WRITTEN PROBLEM: Copy the lines that follow, keeping every character the same.

[Dataset items]
⟨
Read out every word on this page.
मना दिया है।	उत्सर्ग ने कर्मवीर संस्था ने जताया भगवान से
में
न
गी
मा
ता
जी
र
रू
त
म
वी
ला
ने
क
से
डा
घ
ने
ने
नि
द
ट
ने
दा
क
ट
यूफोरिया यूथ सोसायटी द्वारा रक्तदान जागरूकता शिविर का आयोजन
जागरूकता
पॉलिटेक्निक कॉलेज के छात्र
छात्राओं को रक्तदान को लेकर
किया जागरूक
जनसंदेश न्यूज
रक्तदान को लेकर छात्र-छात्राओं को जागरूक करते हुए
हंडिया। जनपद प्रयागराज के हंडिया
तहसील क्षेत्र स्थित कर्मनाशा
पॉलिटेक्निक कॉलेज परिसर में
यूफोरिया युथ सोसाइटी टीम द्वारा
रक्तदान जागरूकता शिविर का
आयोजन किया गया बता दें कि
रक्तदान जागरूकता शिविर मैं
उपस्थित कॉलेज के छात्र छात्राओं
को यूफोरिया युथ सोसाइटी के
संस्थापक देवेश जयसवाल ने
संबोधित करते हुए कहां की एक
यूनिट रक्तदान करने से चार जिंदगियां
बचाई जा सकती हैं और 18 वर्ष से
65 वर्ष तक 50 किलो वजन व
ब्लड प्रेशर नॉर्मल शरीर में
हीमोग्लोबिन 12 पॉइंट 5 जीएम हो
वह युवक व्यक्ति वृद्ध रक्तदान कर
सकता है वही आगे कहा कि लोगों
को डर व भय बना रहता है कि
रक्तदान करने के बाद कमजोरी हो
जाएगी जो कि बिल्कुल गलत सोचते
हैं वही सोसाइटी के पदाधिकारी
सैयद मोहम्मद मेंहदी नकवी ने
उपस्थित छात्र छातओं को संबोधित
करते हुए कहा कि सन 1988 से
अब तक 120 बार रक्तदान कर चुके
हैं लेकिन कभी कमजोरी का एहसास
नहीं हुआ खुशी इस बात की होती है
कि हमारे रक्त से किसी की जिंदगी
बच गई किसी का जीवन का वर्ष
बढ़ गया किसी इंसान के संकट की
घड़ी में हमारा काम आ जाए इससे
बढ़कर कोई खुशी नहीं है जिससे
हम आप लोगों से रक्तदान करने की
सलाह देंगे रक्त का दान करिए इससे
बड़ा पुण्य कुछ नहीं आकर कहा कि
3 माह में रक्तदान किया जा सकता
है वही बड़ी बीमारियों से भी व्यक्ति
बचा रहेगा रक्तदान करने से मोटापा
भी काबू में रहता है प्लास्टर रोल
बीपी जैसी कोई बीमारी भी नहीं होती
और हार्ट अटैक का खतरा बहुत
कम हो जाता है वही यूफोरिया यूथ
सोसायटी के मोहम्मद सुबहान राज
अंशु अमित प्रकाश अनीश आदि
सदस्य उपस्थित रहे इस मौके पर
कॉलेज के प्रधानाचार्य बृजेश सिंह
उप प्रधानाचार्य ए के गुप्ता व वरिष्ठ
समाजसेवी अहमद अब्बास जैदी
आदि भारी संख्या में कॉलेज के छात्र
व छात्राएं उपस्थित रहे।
⟩
RESPONSE FOR THIS EXERCISE:
Read out every word on this page.
मना दिया है।	उत्सर्ग ने कर्मवीर संस्था ने जताया भगवान से
में
न
गी
मा
ता
जी
र
रू
त
म
वी
ला
ने
क
से
डा
घ
ने
ने
नि
द
ट
ने
दा
क
ट
यूफोरिया यूथ सोसायटी द्वारा रक्तदान जागरूकता शिविर का आयोजन
जागरूकता
पॉलिटेक्निक कॉलेज के छात्र
छात्राओं को रक्तदान को लेकर
किया जागरूक
जनसंदेश न्यूज
रक्तदान को लेकर छात्र-छात्राओं को जागरूक करते हुए
हंडिया। जनपद प्रयागराज के हंडिया
तहसील क्षेत्र स्थित कर्मनाशा
पॉलिटेक्निक कॉलेज परिसर में
यूफोरिया युथ सोसाइटी टीम द्वारा
रक्तदान जागरूकता शिविर का
आयोजन किया गया बता दें कि
रक्तदान जागरूकता शिविर मैं
उपस्थित कॉलेज के छात्र छात्राओं
को यूफोरिया युथ सोसाइटी के
संस्थापक देवेश जयसवाल ने
संबोधित करते हुए कहां की एक
यूनिट रक्तदान करने से चार जिंदगियां
बचाई जा सकती हैं और 18 वर्ष से
65 वर्ष तक 50 किलो वजन व
ब्लड प्रेशर नॉर्मल शरीर में
हीमोग्लोबिन 12 पॉइंट 5 जीएम हो
वह युवक व्यक्ति वृद्ध रक्तदान कर
सकता है वही आगे कहा कि लोगों
को डर व भय बना रहता है कि
रक्तदान करने के बाद कमजोरी हो
जाएगी जो कि बिल्कुल गलत सोचते
हैं वही सोसाइटी के पदाधिकारी
सैयद मोहम्मद मेंहदी नकवी ने
उपस्थित छात्र छातओं को संबोधित
करते हुए कहा कि सन 1988 से
अब तक 120 बार रक्तदान कर चुके
हैं लेकिन कभी कमजोरी का एहसास
नहीं हुआ खुशी इस बात की होती है
कि हमारे रक्त से किसी की जिंदगी
बच गई किसी का जीवन का वर्ष
बढ़ गया किसी इंसान के संकट की
घड़ी में हमारा काम आ जाए इससे
बढ़कर कोई खुशी नहीं है जिससे
हम आप लोगों से रक्तदान करने की
सलाह देंगे रक्त का दान करिए इससे
बड़ा पुण्य कुछ नहीं आकर कहा कि
3 माह में रक्तदान किया जा सकता
है वही बड़ी बीमारियों से भी व्यक्ति
बचा रहेगा रक्तदान करने से मोटापा
भी काबू में रहता है प्लास्टर रोल
बीपी जैसी कोई बीमारी भी नहीं होती
और हार्ट अटैक का खतरा बहुत
कम हो जाता है वही यूफोरिया यूथ
सोसायटी के मोहम्मद सुबहान राज
अंशु अमित प्रकाश अनीश आदि
सदस्य उपस्थित रहे इस मौके पर
कॉलेज के प्रधानाचार्य बृजेश सिंह
उप प्रधानाचार्य ए के गुप्ता व वरिष्ठ
समाजसेवी अहमद अब्बास जैदी
आदि भारी संख्या में कॉलेज के छात्र
व छात्राएं उपस्थित रहे।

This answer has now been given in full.